— Start of Data shown —

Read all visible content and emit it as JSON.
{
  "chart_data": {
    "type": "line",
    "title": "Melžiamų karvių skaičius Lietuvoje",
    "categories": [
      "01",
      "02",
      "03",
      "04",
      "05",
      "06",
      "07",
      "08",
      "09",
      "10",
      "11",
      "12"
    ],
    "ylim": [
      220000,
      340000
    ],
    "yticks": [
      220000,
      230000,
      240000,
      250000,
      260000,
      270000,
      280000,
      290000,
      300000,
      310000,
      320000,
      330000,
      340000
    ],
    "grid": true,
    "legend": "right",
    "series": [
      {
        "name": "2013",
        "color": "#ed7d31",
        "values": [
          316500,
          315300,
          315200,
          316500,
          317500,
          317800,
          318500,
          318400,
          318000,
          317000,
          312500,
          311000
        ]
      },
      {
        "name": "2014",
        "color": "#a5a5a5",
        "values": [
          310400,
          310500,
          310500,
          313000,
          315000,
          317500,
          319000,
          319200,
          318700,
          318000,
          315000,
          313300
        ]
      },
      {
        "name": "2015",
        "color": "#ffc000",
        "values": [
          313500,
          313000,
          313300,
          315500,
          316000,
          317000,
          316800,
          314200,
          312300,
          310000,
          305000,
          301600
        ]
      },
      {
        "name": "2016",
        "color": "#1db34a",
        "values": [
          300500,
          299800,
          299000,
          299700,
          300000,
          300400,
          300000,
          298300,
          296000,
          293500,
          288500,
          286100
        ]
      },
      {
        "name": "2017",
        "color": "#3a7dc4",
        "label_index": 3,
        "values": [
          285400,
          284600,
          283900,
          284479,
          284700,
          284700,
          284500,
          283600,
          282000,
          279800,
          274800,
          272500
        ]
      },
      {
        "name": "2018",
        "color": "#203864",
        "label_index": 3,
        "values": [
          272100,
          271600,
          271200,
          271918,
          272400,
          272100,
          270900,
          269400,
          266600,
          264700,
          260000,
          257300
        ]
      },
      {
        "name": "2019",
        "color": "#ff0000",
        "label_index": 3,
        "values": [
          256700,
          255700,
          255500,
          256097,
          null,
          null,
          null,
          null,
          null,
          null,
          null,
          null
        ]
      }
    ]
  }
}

— End of Data shown —
— Start of Data shown —

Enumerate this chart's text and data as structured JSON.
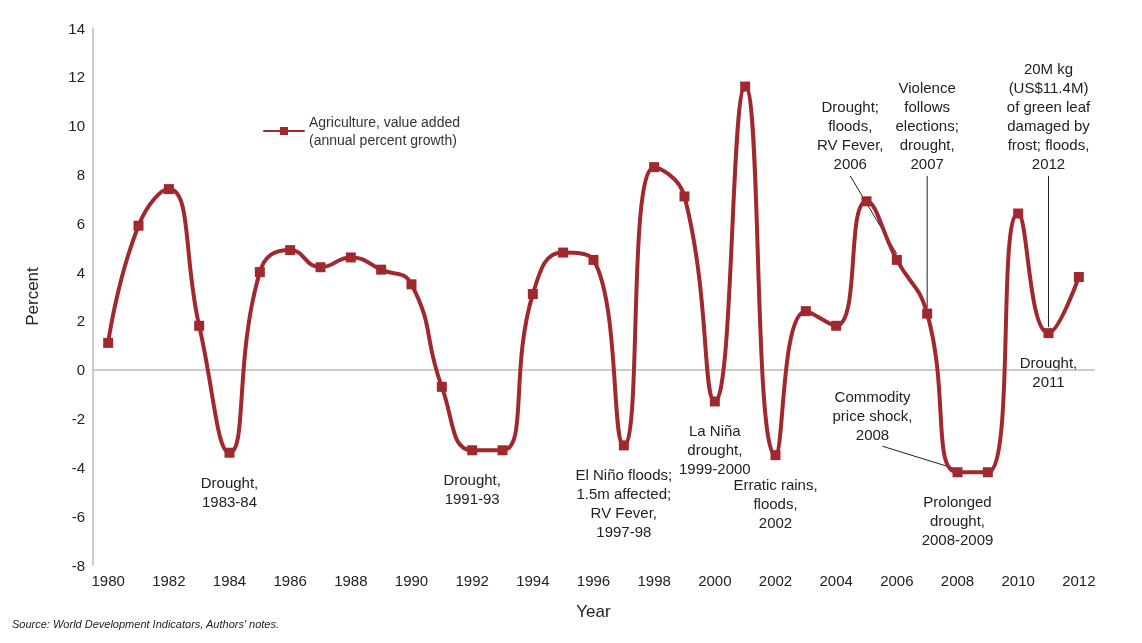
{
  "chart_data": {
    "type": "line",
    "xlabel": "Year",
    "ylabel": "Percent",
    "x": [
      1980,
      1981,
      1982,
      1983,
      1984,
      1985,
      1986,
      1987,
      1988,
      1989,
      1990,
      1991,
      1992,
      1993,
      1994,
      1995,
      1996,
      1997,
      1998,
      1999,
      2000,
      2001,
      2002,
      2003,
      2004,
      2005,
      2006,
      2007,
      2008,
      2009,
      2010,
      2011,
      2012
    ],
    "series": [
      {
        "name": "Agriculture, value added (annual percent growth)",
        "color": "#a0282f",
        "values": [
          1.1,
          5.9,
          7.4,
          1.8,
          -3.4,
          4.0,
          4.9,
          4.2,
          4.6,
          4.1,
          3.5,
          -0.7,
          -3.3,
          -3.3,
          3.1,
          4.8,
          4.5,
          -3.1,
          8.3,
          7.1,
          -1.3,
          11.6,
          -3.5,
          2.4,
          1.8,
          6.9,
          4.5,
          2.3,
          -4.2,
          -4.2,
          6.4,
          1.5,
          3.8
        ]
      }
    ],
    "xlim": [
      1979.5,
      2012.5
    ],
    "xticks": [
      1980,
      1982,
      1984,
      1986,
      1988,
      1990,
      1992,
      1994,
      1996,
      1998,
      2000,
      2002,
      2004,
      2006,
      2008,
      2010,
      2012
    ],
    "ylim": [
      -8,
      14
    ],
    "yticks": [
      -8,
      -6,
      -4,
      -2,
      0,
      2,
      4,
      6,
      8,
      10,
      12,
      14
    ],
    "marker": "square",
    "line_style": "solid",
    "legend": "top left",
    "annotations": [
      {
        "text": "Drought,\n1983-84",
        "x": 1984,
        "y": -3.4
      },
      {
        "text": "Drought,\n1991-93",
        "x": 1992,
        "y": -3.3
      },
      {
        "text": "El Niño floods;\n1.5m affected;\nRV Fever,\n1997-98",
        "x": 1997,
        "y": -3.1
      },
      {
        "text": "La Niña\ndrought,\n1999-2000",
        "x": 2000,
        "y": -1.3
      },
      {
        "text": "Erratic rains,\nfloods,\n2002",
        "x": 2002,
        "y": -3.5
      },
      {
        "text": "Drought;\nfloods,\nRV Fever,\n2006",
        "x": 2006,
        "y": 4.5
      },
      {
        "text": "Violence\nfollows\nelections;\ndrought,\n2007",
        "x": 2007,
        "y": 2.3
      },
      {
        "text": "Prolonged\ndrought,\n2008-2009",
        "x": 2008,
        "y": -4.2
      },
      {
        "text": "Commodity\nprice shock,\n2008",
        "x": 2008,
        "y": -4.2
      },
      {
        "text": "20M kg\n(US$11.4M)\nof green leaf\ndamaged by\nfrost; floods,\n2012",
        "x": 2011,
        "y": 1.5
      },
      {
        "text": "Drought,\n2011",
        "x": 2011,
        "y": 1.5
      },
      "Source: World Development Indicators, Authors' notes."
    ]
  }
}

— End of Data shown —

In the entries above, count every line containing the word "nfloods". Write only the total.

#### Response to this task
2